[Figure contents as structured data]

————————

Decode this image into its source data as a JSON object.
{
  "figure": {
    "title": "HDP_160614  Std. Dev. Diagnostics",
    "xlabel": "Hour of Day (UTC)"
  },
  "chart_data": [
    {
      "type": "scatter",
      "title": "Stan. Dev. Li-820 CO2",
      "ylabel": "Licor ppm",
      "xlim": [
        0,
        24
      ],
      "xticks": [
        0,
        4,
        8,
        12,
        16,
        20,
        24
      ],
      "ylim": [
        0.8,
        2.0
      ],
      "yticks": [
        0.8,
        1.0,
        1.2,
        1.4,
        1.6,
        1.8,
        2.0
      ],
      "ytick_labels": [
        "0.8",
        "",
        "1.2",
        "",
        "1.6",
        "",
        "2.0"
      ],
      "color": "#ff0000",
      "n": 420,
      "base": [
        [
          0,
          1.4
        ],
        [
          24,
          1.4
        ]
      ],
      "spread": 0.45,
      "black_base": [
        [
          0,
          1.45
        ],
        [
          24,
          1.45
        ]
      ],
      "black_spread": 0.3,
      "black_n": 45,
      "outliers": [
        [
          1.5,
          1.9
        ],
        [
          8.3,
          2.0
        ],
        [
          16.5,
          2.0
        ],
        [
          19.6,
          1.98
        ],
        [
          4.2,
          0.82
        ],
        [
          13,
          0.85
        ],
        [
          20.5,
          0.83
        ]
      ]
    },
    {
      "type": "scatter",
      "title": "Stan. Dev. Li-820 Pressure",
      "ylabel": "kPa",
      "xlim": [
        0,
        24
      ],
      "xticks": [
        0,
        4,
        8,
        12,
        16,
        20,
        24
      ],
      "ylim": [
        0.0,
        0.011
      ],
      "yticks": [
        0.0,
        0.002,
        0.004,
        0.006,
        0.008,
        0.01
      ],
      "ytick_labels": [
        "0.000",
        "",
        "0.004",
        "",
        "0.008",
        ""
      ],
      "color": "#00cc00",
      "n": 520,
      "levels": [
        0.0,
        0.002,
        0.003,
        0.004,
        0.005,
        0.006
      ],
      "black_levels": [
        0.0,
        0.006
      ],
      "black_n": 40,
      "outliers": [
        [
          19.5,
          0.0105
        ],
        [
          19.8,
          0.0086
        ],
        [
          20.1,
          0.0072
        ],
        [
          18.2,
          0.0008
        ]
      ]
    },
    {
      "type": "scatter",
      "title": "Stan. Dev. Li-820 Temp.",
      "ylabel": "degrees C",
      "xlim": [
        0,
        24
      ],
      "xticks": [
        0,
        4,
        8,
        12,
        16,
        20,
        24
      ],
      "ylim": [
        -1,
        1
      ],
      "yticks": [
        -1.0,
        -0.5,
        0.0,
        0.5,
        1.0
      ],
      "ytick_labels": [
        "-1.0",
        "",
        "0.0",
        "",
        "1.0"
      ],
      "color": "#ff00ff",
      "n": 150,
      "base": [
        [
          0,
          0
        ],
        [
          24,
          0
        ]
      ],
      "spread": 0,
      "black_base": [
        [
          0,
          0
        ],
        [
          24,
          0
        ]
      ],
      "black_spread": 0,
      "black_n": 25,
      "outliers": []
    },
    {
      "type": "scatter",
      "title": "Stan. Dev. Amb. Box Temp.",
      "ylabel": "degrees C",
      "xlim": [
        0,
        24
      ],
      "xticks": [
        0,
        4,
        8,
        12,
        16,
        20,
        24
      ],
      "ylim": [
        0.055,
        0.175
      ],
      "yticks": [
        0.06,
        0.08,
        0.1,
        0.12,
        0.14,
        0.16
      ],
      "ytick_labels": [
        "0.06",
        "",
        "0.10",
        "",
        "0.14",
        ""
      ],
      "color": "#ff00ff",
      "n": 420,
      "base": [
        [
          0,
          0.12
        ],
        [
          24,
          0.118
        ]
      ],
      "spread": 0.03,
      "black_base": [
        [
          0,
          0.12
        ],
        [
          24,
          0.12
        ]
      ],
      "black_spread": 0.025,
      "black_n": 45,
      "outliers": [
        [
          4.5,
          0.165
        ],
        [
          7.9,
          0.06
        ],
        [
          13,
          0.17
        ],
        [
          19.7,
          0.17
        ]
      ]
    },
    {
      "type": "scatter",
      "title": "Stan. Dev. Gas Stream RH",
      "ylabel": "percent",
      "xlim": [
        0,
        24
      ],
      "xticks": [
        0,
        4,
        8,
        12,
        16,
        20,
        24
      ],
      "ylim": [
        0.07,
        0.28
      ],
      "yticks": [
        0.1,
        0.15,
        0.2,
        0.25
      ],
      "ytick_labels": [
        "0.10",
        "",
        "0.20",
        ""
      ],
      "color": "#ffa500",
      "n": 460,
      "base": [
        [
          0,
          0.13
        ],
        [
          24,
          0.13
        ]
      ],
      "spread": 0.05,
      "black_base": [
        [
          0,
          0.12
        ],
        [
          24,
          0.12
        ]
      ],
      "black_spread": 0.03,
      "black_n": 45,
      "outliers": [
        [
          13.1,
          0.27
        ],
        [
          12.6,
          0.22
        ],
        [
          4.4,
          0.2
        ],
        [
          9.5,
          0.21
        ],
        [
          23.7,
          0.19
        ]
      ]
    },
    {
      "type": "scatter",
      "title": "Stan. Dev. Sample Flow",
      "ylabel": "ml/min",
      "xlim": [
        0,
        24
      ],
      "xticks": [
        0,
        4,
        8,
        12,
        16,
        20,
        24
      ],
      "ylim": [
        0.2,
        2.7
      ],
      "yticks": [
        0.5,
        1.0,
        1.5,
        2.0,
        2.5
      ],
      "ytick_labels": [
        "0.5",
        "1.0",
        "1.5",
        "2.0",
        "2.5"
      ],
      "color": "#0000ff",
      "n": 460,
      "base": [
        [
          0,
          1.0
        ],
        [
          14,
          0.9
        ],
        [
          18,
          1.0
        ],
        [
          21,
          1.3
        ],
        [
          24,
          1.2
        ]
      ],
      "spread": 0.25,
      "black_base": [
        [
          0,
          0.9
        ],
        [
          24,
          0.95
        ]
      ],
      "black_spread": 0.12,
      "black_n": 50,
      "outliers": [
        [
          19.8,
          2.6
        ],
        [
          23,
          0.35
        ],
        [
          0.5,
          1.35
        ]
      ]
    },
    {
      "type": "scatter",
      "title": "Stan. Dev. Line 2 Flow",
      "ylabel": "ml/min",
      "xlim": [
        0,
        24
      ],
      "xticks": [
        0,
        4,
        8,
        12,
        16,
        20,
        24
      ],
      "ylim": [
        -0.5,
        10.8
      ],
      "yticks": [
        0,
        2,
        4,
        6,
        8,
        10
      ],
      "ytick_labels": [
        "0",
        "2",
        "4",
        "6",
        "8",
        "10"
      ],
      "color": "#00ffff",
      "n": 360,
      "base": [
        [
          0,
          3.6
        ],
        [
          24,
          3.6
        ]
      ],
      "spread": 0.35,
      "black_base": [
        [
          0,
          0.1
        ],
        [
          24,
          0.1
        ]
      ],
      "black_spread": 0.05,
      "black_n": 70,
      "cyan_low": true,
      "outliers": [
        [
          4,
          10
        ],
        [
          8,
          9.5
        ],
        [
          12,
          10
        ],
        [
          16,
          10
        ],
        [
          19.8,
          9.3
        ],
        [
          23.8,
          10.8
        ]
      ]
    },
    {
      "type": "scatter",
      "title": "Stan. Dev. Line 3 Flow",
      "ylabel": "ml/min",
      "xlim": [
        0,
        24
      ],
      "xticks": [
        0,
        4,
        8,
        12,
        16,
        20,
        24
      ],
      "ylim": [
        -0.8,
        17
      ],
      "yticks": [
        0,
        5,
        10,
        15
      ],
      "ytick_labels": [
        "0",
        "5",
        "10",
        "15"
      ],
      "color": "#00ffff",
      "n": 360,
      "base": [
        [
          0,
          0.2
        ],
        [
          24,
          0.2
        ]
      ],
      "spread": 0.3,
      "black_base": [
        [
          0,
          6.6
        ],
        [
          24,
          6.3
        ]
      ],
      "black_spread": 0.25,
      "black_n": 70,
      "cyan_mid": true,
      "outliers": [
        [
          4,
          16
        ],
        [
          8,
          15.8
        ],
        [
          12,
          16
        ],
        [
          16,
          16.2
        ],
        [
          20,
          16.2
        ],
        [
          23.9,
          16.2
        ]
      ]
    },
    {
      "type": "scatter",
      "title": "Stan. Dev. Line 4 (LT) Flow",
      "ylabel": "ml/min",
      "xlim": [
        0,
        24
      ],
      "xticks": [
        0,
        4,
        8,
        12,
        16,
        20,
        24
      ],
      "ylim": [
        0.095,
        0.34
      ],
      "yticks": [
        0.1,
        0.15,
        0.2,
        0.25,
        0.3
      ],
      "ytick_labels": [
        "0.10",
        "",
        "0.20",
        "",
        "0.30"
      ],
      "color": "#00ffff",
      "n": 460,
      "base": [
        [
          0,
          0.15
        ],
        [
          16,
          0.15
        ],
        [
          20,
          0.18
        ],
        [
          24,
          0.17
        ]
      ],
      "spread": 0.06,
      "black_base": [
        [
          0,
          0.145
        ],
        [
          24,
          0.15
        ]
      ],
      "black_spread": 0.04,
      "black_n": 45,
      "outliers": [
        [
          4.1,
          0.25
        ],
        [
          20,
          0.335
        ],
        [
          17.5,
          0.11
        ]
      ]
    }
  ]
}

————————

Your instructions:
Extract every line that has the string "Flow" in it.

Exercise response:
      "title": "Stan. Dev. Sample Flow",
      "title": "Stan. Dev. Line 2 Flow",
      "title": "Stan. Dev. Line 3 Flow",
      "title": "Stan. Dev. Line 4 (LT) Flow",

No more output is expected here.